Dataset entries
— START —
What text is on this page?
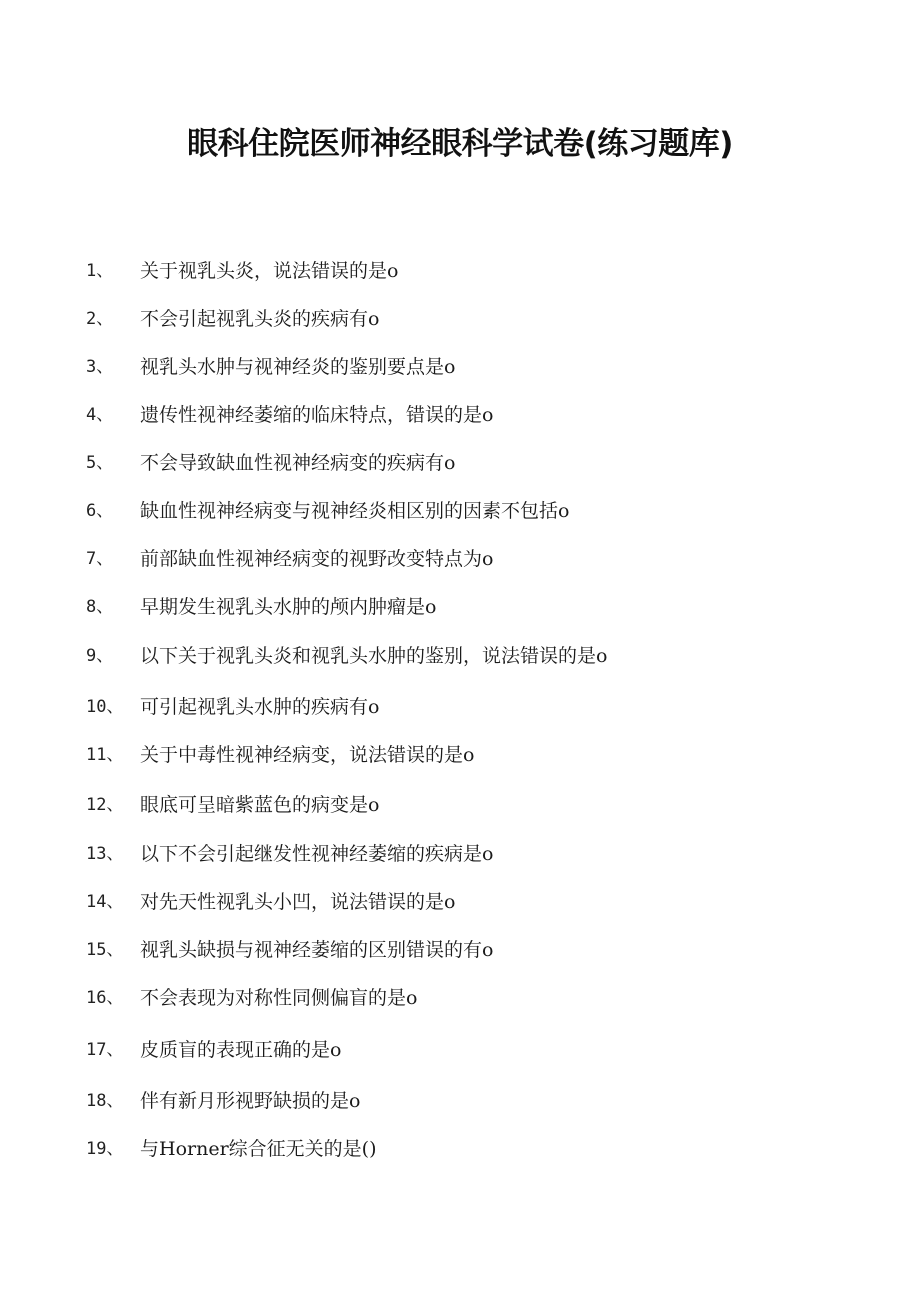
眼科住院医师神经眼科学试卷(练习题库)
1、 关于视乳头炎，说法错误的是ο
2、 不会引起视乳头炎的疾病有ο
3、 视乳头水肿与视神经炎的鉴别要点是ο
4、 遗传性视神经萎缩的临床特点，错误的是ο
5、 不会导致缺血性视神经病变的疾病有ο
6、 缺血性视神经病变与视神经炎相区别的因素不包括ο
7、 前部缺血性视神经病变的视野改变特点为ο
8、 早期发生视乳头水肿的颅内肿瘤是ο
9、 以下关于视乳头炎和视乳头水肿的鉴别，说法错误的是ο
10、 可引起视乳头水肿的疾病有ο
11、 关于中毒性视神经病变，说法错误的是ο
12、 眼底可呈暗紫蓝色的病变是ο
13、 以下不会引起继发性视神经萎缩的疾病是ο
14、 对先天性视乳头小凹，说法错误的是ο
15、 视乳头缺损与视神经萎缩的区别错误的有ο
16、 不会表现为对称性同侧偏盲的是ο
17、 皮质盲的表现正确的是ο
18、 伴有新月形视野缺损的是ο
19、 与Horner综合征无关的是()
— END —
=== WORK REQUIRED ===
Print out every entry above without changing a word, and leave out the pictures.

=== ANSWER ===
What text is on this page?
眼科住院医师神经眼科学试卷(练习题库)
1、 关于视乳头炎，说法错误的是ο
2、 不会引起视乳头炎的疾病有ο
3、 视乳头水肿与视神经炎的鉴别要点是ο
4、 遗传性视神经萎缩的临床特点，错误的是ο
5、 不会导致缺血性视神经病变的疾病有ο
6、 缺血性视神经病变与视神经炎相区别的因素不包括ο
7、 前部缺血性视神经病变的视野改变特点为ο
8、 早期发生视乳头水肿的颅内肿瘤是ο
9、 以下关于视乳头炎和视乳头水肿的鉴别，说法错误的是ο
10、 可引起视乳头水肿的疾病有ο
11、 关于中毒性视神经病变，说法错误的是ο
12、 眼底可呈暗紫蓝色的病变是ο
13、 以下不会引起继发性视神经萎缩的疾病是ο
14、 对先天性视乳头小凹，说法错误的是ο
15、 视乳头缺损与视神经萎缩的区别错误的有ο
16、 不会表现为对称性同侧偏盲的是ο
17、 皮质盲的表现正确的是ο
18、 伴有新月形视野缺损的是ο
19、 与Horner综合征无关的是()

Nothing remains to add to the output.